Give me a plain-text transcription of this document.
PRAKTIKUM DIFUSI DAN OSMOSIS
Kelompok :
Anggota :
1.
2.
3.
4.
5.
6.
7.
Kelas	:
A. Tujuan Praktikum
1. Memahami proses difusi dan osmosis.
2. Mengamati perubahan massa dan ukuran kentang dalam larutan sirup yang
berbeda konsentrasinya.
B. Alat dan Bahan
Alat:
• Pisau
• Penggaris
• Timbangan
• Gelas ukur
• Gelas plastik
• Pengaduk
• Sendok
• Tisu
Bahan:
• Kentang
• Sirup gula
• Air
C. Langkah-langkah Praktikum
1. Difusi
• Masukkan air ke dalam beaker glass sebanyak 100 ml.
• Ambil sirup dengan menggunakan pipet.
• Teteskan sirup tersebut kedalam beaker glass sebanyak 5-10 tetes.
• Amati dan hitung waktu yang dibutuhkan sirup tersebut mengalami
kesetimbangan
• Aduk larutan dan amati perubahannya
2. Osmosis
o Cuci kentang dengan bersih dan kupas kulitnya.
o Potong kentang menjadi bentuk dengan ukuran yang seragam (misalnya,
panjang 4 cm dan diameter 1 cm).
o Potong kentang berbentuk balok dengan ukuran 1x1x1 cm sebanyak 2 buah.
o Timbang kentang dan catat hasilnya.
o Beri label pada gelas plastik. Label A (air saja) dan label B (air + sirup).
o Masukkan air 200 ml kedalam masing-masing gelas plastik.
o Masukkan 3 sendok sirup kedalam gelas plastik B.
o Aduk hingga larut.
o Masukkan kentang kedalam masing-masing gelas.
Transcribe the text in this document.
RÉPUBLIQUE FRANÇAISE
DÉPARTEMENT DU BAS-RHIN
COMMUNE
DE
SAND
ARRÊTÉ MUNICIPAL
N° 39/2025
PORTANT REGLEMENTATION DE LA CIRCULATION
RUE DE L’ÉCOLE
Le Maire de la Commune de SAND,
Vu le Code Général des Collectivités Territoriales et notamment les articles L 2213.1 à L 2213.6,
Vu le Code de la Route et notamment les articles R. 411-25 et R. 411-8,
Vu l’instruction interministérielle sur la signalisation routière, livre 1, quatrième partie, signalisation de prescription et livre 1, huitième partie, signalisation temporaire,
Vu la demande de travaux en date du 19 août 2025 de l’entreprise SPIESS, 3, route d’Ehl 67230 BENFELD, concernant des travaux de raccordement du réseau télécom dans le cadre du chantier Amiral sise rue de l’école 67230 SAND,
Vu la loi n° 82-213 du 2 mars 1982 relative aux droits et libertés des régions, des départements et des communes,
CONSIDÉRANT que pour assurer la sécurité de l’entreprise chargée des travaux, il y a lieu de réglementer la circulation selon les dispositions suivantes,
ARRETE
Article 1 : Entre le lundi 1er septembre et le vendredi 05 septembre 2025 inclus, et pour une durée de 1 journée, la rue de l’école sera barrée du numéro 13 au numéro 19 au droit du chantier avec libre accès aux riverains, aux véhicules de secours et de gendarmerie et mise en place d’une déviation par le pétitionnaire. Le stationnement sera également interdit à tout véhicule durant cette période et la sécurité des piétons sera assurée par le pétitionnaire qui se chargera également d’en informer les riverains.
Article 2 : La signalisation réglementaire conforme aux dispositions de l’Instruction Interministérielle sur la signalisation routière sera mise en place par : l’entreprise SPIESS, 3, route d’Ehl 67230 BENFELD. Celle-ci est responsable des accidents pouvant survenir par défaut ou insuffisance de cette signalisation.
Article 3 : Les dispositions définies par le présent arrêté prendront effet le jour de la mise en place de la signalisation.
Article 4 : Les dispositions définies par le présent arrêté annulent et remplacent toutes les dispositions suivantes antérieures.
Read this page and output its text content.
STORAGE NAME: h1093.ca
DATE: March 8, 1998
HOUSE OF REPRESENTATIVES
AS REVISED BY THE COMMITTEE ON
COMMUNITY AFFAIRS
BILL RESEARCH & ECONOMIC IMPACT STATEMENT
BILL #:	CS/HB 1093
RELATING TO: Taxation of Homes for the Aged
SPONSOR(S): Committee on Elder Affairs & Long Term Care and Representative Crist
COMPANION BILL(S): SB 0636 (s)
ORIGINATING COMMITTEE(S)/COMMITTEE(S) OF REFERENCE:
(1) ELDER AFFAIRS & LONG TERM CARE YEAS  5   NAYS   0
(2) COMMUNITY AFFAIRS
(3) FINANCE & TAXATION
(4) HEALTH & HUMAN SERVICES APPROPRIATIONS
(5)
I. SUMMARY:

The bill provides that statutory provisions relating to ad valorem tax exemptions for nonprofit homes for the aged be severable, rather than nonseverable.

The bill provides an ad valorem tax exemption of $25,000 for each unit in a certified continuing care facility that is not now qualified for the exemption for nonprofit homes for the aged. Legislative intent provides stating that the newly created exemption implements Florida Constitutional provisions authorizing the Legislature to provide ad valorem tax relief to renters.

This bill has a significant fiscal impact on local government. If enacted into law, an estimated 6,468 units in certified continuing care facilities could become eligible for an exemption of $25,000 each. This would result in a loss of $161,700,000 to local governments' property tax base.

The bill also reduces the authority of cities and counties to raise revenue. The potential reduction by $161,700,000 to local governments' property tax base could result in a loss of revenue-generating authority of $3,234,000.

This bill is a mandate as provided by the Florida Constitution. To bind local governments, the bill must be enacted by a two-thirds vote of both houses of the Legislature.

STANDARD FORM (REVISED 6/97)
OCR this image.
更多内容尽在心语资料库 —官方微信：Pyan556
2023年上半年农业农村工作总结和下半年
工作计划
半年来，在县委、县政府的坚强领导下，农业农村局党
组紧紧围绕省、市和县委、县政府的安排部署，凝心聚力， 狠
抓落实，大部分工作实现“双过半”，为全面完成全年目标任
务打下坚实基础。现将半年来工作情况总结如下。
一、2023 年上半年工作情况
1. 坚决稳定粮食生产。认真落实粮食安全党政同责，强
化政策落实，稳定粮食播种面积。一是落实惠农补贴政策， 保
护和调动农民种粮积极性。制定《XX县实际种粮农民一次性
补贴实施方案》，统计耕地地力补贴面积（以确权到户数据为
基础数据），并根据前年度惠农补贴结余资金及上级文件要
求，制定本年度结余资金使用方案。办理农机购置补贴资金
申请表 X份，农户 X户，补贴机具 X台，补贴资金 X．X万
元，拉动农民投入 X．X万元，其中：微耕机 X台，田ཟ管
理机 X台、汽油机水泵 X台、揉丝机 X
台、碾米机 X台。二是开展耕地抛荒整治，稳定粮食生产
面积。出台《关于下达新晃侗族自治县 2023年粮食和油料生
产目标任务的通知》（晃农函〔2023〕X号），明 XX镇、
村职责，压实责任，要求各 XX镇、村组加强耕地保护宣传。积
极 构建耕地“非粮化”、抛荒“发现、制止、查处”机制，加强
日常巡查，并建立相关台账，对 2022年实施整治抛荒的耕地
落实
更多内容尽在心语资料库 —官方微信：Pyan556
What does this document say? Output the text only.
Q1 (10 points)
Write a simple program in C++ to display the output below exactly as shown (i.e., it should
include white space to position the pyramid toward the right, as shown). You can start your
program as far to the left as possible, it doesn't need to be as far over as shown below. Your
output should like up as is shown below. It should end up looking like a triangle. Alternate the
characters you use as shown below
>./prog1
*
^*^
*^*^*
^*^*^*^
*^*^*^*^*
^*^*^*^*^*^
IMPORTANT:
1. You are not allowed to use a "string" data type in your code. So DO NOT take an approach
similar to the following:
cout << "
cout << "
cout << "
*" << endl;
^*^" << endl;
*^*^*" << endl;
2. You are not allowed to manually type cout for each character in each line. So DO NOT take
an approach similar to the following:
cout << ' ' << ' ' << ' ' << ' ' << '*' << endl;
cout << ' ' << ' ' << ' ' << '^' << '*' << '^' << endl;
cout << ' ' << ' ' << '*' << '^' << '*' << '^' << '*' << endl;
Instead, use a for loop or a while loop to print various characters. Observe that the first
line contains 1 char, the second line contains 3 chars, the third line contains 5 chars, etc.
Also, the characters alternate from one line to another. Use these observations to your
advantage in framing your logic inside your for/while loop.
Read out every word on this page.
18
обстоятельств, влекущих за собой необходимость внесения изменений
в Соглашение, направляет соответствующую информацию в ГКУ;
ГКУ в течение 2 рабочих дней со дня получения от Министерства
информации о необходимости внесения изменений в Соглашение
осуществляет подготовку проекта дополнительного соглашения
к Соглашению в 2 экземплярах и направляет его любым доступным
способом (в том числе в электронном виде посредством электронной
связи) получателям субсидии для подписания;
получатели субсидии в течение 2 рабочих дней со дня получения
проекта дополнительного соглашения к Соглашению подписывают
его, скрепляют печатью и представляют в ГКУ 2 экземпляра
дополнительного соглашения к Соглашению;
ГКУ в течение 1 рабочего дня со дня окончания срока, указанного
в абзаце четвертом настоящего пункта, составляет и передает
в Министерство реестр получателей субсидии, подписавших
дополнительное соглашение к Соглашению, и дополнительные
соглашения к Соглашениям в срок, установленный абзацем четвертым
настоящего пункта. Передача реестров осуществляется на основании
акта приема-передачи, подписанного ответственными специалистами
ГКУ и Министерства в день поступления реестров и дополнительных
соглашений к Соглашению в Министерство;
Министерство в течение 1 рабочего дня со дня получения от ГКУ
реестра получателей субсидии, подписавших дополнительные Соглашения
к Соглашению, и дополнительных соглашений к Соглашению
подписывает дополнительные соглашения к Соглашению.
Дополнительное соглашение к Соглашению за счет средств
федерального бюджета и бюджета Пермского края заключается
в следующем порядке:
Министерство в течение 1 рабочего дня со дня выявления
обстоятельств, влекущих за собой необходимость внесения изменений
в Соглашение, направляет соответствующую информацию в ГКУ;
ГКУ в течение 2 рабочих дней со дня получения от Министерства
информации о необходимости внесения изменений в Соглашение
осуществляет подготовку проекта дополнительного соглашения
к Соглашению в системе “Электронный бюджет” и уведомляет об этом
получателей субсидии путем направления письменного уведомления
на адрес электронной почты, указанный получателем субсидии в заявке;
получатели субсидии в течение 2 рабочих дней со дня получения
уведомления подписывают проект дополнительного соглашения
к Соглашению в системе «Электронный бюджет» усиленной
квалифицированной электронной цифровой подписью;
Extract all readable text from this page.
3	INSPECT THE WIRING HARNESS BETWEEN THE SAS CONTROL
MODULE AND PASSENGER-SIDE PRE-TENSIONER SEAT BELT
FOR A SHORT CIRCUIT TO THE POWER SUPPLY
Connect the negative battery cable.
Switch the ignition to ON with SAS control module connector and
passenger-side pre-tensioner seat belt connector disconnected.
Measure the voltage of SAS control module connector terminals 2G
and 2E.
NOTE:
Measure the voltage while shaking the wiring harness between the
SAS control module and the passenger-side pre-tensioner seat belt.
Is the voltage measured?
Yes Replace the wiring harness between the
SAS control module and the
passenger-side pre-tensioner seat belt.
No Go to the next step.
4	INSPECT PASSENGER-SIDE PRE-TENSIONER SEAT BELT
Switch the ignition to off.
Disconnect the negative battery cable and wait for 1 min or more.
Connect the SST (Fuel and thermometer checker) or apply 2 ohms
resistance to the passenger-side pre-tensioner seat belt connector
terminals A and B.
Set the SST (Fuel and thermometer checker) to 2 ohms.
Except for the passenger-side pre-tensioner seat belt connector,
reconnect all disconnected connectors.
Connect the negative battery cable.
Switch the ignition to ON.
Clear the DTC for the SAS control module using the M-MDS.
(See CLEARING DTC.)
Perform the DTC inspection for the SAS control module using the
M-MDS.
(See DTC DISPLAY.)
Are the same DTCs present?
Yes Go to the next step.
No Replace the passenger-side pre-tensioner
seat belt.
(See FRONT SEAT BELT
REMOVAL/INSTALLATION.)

○ ○ ○

> _WHAT IS ASKED_
Return every line of the preceding records in which the word "type" appears.

> _ANSWER TO THE TASK_
1. You are not allowed to use a "string" data type in your code. So DO NOT take an approach
2. You are not allowed to manually type cout for each character in each line. So DO NOT take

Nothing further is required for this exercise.